* Objective: Leaving out the pictures, transcribe all of the records faithfully.
#####
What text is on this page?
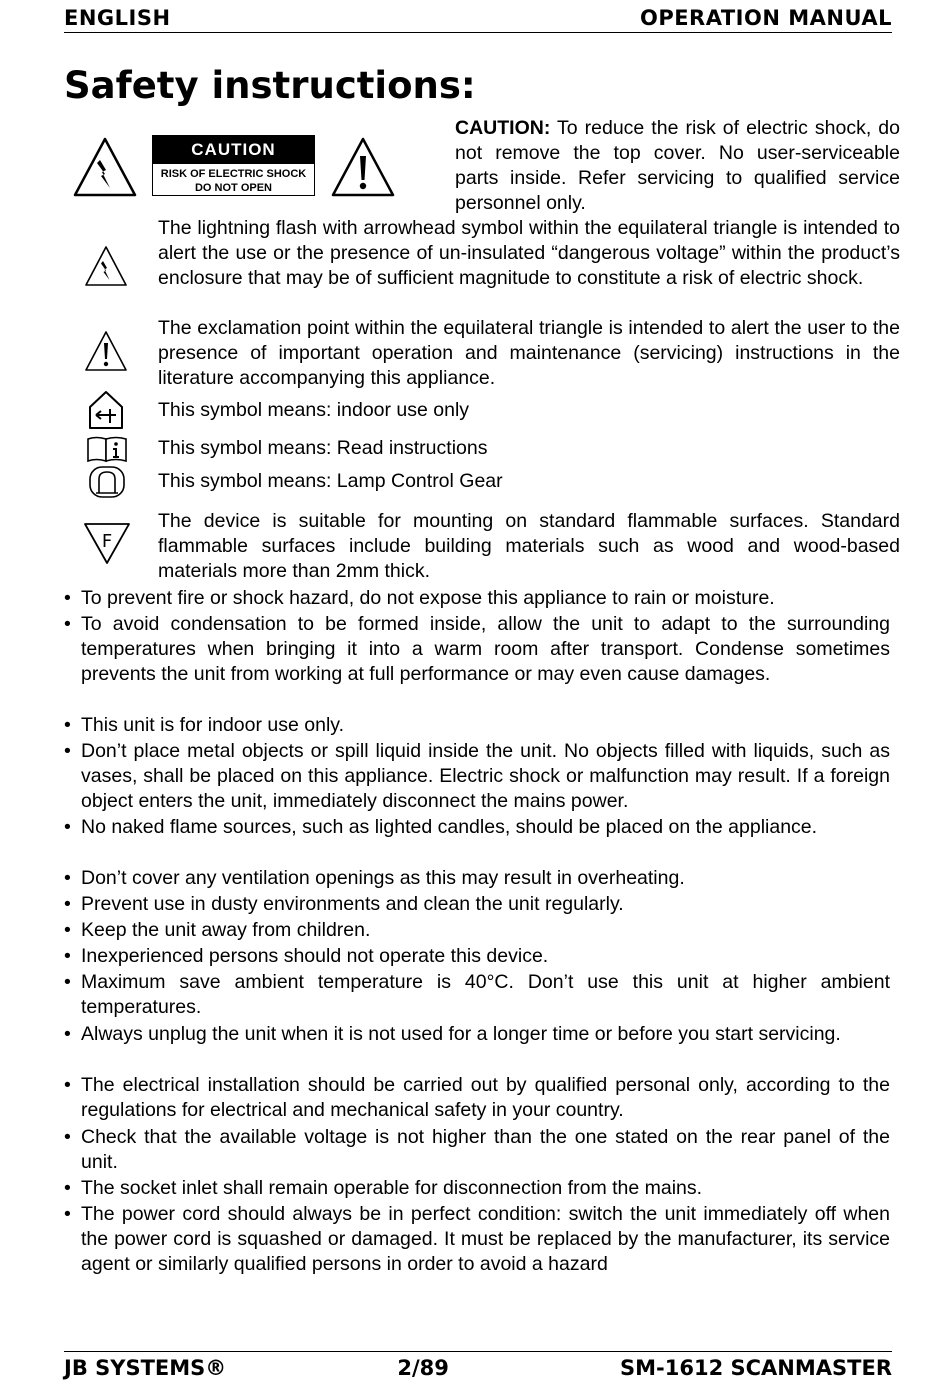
ENGLISH	OPERATION MANUAL
Safety instructions:
CAUTION
RISK OF ELECTRIC SHOCK
DO NOT OPEN
CAUTION: To reduce the risk of electric shock, do not remove the top cover. No user-serviceable parts inside. Refer servicing to qualified service personnel only.
The lightning flash with arrowhead symbol within the equilateral triangle is intended to alert the use or the presence of un-insulated “dangerous voltage” within the product’s enclosure that may be of sufficient magnitude to constitute a risk of electric shock.
The exclamation point within the equilateral triangle is intended to alert the user to the presence of important operation and maintenance (servicing) instructions in the literature accompanying this appliance.
This symbol means: indoor use only
This symbol means: Read instructions
This symbol means: Lamp Control Gear
F
The device is suitable for mounting on standard flammable surfaces. Standard flammable surfaces include building materials such as wood and wood-based materials more than 2mm thick.
• To prevent fire or shock hazard, do not expose this appliance to rain or moisture.
• To avoid condensation to be formed inside, allow the unit to adapt to the surrounding temperatures when bringing it into a warm room after transport. Condense sometimes prevents the unit from working at full performance or may even cause damages.
• This unit is for indoor use only.
• Don’t place metal objects or spill liquid inside the unit. No objects filled with liquids, such as vases, shall be placed on this appliance. Electric shock or malfunction may result. If a foreign object enters the unit, immediately disconnect the mains power.
• No naked flame sources, such as lighted candles, should be placed on the appliance.
• Don’t cover any ventilation openings as this may result in overheating.
• Prevent use in dusty environments and clean the unit regularly.
• Keep the unit away from children.
• Inexperienced persons should not operate this device.
• Maximum save ambient temperature is 40°C. Don’t use this unit at higher ambient temperatures.
• Always unplug the unit when it is not used for a longer time or before you start servicing.
• The electrical installation should be carried out by qualified personal only, according to the regulations for electrical and mechanical safety in your country.
• Check that the available voltage is not higher than the one stated on the rear panel of the unit.
• The socket inlet shall remain operable for disconnection from the mains.
• The power cord should always be in perfect condition: switch the unit immediately off when the power cord is squashed or damaged. It must be replaced by the manufacturer, its service agent or similarly qualified persons in order to avoid a hazard
JB SYSTEMS®	2/89	SM-1612 SCANMASTER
#####
* Solution:
What text is on this page?
ENGLISH	OPERATION MANUAL
Safety instructions:
CAUTION
RISK OF ELECTRIC SHOCK
DO NOT OPEN
CAUTION: To reduce the risk of electric shock, do not remove the top cover. No user-serviceable parts inside. Refer servicing to qualified service personnel only.
The lightning flash with arrowhead symbol within the equilateral triangle is intended to alert the use or the presence of un-insulated “dangerous voltage” within the product’s enclosure that may be of sufficient magnitude to constitute a risk of electric shock.
The exclamation point within the equilateral triangle is intended to alert the user to the presence of important operation and maintenance (servicing) instructions in the literature accompanying this appliance.
This symbol means: indoor use only
This symbol means: Read instructions
This symbol means: Lamp Control Gear
F
The device is suitable for mounting on standard flammable surfaces. Standard flammable surfaces include building materials such as wood and wood-based materials more than 2mm thick.
• To prevent fire or shock hazard, do not expose this appliance to rain or moisture.
• To avoid condensation to be formed inside, allow the unit to adapt to the surrounding temperatures when bringing it into a warm room after transport. Condense sometimes prevents the unit from working at full performance or may even cause damages.
• This unit is for indoor use only.
• Don’t place metal objects or spill liquid inside the unit. No objects filled with liquids, such as vases, shall be placed on this appliance. Electric shock or malfunction may result. If a foreign object enters the unit, immediately disconnect the mains power.
• No naked flame sources, such as lighted candles, should be placed on the appliance.
• Don’t cover any ventilation openings as this may result in overheating.
• Prevent use in dusty environments and clean the unit regularly.
• Keep the unit away from children.
• Inexperienced persons should not operate this device.
• Maximum save ambient temperature is 40°C. Don’t use this unit at higher ambient temperatures.
• Always unplug the unit when it is not used for a longer time or before you start servicing.
• The electrical installation should be carried out by qualified personal only, according to the regulations for electrical and mechanical safety in your country.
• Check that the available voltage is not higher than the one stated on the rear panel of the unit.
• The socket inlet shall remain operable for disconnection from the mains.
• The power cord should always be in perfect condition: switch the unit immediately off when the power cord is squashed or damaged. It must be replaced by the manufacturer, its service agent or similarly qualified persons in order to avoid a hazard
JB SYSTEMS®	2/89	SM-1612 SCANMASTER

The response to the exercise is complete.